Dataset excerpts ::
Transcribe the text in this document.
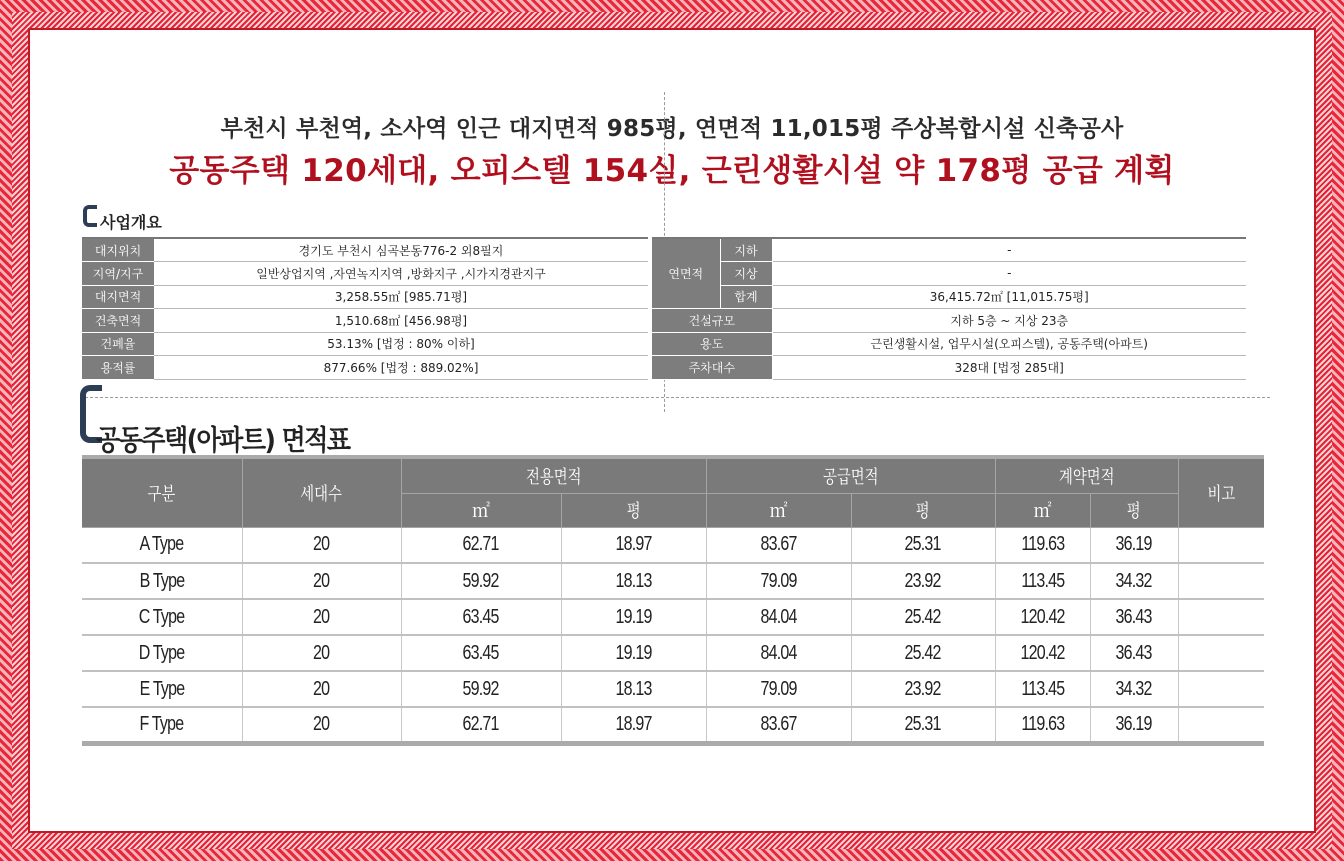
부천시 부천역, 소사역 인근 대지면적 985평, 연면적 11,015평 주상복합시설 신축공사
공동주택 120세대, 오피스텔 154실, 근린생활시설 약 178평 공급 계획
사업개요
대지위치	경기도 부천시 심곡본동776-2 외8필지
지역/지구	일반상업지역 ,자연녹지지역 ,방화지구 ,시가지경관지구
대지면적	3,258.55㎡ [985.71평]
건축면적	1,510.68㎡ [456.98평]
건폐율	53.13% [법정 : 80% 이하]
용적률	877.66% [법정 : 889.02%]
연면적	지하	-
	지상	-
	합계	36,415.72㎡ [11,015.75평]
건설규모		지하 5층 ~ 지상 23층
용도		근린생활시설, 업무시설(오피스텔), 공동주택(아파트)
주차대수		328대 [법정 285대]
공동주택(아파트) 면적표
구분	세대수	전용면적		공급면적		계약면적		비고
		㎡	평	㎡	평	㎡	평	
A Type	20	62.71	18.97	83.67	25.31	119.63	36.19	
B Type	20	59.92	18.13	79.09	23.92	113.45	34.32	
C Type	20	63.45	19.19	84.04	25.42	120.42	36.43	
D Type	20	63.45	19.19	84.04	25.42	120.42	36.43	
E Type	20	59.92	18.13	79.09	23.92	113.45	34.32	
F Type	20	62.71	18.97	83.67	25.31	119.63	36.19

Task requirements :: From the listing above, print every entry precisely and drop the pictures.

Completed exercise ::
Transcribe the text in this document.
부천시 부천역, 소사역 인근 대지면적 985평, 연면적 11,015평 주상복합시설 신축공사
공동주택 120세대, 오피스텔 154실, 근린생활시설 약 178평 공급 계획
사업개요
대지위치	경기도 부천시 심곡본동776-2 외8필지
지역/지구	일반상업지역 ,자연녹지지역 ,방화지구 ,시가지경관지구
대지면적	3,258.55㎡ [985.71평]
건축면적	1,510.68㎡ [456.98평]
건폐율	53.13% [법정 : 80% 이하]
용적률	877.66% [법정 : 889.02%]
연면적	지하	-
	지상	-
	합계	36,415.72㎡ [11,015.75평]
건설규모		지하 5층 ~ 지상 23층
용도		근린생활시설, 업무시설(오피스텔), 공동주택(아파트)
주차대수		328대 [법정 285대]
공동주택(아파트) 면적표
구분	세대수	전용면적		공급면적		계약면적		비고
		㎡	평	㎡	평	㎡	평	
A Type	20	62.71	18.97	83.67	25.31	119.63	36.19	
B Type	20	59.92	18.13	79.09	23.92	113.45	34.32	
C Type	20	63.45	19.19	84.04	25.42	120.42	36.43	
D Type	20	63.45	19.19	84.04	25.42	120.42	36.43	
E Type	20	59.92	18.13	79.09	23.92	113.45	34.32	
F Type	20	62.71	18.97	83.67	25.31	119.63	36.19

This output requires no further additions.